[Dataset listings of figures]
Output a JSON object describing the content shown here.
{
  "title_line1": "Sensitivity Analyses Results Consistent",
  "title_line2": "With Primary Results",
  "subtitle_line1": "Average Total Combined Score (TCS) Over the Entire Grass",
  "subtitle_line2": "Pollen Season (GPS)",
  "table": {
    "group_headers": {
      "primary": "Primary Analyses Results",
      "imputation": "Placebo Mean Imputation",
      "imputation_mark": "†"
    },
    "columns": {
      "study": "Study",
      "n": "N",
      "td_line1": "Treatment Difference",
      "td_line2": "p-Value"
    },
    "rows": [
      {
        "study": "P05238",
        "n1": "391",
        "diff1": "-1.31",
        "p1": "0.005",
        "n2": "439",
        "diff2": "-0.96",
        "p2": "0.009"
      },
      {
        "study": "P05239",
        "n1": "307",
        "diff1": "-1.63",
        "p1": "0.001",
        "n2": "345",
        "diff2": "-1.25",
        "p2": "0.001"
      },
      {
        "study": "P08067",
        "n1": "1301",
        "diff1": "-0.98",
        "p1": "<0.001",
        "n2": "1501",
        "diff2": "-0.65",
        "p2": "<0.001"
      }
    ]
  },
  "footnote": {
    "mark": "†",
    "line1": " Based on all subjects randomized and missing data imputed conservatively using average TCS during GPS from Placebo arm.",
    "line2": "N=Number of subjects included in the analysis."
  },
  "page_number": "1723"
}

- The problem
Find every line that holds "study" and copy it.

- In response
      "study": "Study",
        "study": "P05238",
        "study": "P05239",
        "study": "P08067",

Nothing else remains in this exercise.